ENTRIES SUPPLIED ::
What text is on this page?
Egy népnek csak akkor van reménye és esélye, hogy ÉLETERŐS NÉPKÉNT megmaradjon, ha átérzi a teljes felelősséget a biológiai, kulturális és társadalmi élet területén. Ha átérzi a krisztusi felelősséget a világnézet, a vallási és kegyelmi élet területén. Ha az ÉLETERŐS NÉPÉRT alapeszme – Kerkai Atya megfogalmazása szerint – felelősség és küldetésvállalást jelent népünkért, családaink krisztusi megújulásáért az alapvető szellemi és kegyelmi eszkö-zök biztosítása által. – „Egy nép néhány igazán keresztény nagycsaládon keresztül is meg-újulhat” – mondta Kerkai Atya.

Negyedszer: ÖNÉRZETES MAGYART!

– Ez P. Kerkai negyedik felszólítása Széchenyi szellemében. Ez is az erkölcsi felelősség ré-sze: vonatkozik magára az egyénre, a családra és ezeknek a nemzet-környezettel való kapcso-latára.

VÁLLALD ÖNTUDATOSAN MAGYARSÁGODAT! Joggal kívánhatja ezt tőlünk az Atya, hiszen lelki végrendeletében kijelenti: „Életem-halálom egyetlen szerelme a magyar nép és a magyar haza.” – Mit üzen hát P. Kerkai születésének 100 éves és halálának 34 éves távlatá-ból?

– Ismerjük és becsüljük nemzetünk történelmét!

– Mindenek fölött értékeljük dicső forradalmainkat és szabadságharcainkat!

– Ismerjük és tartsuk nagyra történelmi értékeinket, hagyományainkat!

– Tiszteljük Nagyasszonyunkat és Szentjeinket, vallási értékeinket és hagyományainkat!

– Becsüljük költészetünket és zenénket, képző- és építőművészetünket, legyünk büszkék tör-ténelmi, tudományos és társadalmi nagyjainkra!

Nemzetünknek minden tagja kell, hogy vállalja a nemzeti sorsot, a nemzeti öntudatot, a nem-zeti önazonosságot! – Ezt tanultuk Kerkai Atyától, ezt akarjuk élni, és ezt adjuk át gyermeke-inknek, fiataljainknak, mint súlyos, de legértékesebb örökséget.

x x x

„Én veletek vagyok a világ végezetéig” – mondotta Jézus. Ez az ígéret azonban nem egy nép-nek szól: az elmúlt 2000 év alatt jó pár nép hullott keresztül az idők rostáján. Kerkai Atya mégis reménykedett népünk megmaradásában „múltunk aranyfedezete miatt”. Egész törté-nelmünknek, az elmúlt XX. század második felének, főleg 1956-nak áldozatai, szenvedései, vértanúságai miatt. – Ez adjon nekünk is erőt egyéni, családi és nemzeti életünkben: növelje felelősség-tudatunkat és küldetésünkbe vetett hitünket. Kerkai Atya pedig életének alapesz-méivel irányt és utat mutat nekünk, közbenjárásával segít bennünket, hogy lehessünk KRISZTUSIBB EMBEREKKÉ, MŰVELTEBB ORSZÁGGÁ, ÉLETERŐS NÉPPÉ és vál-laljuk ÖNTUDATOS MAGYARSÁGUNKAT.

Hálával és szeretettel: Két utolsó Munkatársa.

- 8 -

PROBLEM STATEMENT :: Every entry should be output exactly as written, please.

EXPECTED ANSWER ::
What text is on this page?
Egy népnek csak akkor van reménye és esélye, hogy ÉLETERŐS NÉPKÉNT megmaradjon, ha átérzi a teljes felelősséget a biológiai, kulturális és társadalmi élet területén. Ha átérzi a krisztusi felelősséget a világnézet, a vallási és kegyelmi élet területén. Ha az ÉLETERŐS NÉPÉRT alapeszme – Kerkai Atya megfogalmazása szerint – felelősség és küldetésvállalást jelent népünkért, családaink krisztusi megújulásáért az alapvető szellemi és kegyelmi eszkö-zök biztosítása által. – „Egy nép néhány igazán keresztény nagycsaládon keresztül is meg-újulhat” – mondta Kerkai Atya.

Negyedszer: ÖNÉRZETES MAGYART!

– Ez P. Kerkai negyedik felszólítása Széchenyi szellemében. Ez is az erkölcsi felelősség ré-sze: vonatkozik magára az egyénre, a családra és ezeknek a nemzet-környezettel való kapcso-latára.

VÁLLALD ÖNTUDATOSAN MAGYARSÁGODAT! Joggal kívánhatja ezt tőlünk az Atya, hiszen lelki végrendeletében kijelenti: „Életem-halálom egyetlen szerelme a magyar nép és a magyar haza.” – Mit üzen hát P. Kerkai születésének 100 éves és halálának 34 éves távlatá-ból?

– Ismerjük és becsüljük nemzetünk történelmét!

– Mindenek fölött értékeljük dicső forradalmainkat és szabadságharcainkat!

– Ismerjük és tartsuk nagyra történelmi értékeinket, hagyományainkat!

– Tiszteljük Nagyasszonyunkat és Szentjeinket, vallási értékeinket és hagyományainkat!

– Becsüljük költészetünket és zenénket, képző- és építőművészetünket, legyünk büszkék tör-ténelmi, tudományos és társadalmi nagyjainkra!

Nemzetünknek minden tagja kell, hogy vállalja a nemzeti sorsot, a nemzeti öntudatot, a nem-zeti önazonosságot! – Ezt tanultuk Kerkai Atyától, ezt akarjuk élni, és ezt adjuk át gyermeke-inknek, fiataljainknak, mint súlyos, de legértékesebb örökséget.

x x x

„Én veletek vagyok a világ végezetéig” – mondotta Jézus. Ez az ígéret azonban nem egy nép-nek szól: az elmúlt 2000 év alatt jó pár nép hullott keresztül az idők rostáján. Kerkai Atya mégis reménykedett népünk megmaradásában „múltunk aranyfedezete miatt”. Egész törté-nelmünknek, az elmúlt XX. század második felének, főleg 1956-nak áldozatai, szenvedései, vértanúságai miatt. – Ez adjon nekünk is erőt egyéni, családi és nemzeti életünkben: növelje felelősség-tudatunkat és küldetésünkbe vetett hitünket. Kerkai Atya pedig életének alapesz-méivel irányt és utat mutat nekünk, közbenjárásával segít bennünket, hogy lehessünk KRISZTUSIBB EMBEREKKÉ, MŰVELTEBB ORSZÁGGÁ, ÉLETERŐS NÉPPÉ és vál-laljuk ÖNTUDATOS MAGYARSÁGUNKAT.

Hálával és szeretettel: Két utolsó Munkatársa.

- 8 -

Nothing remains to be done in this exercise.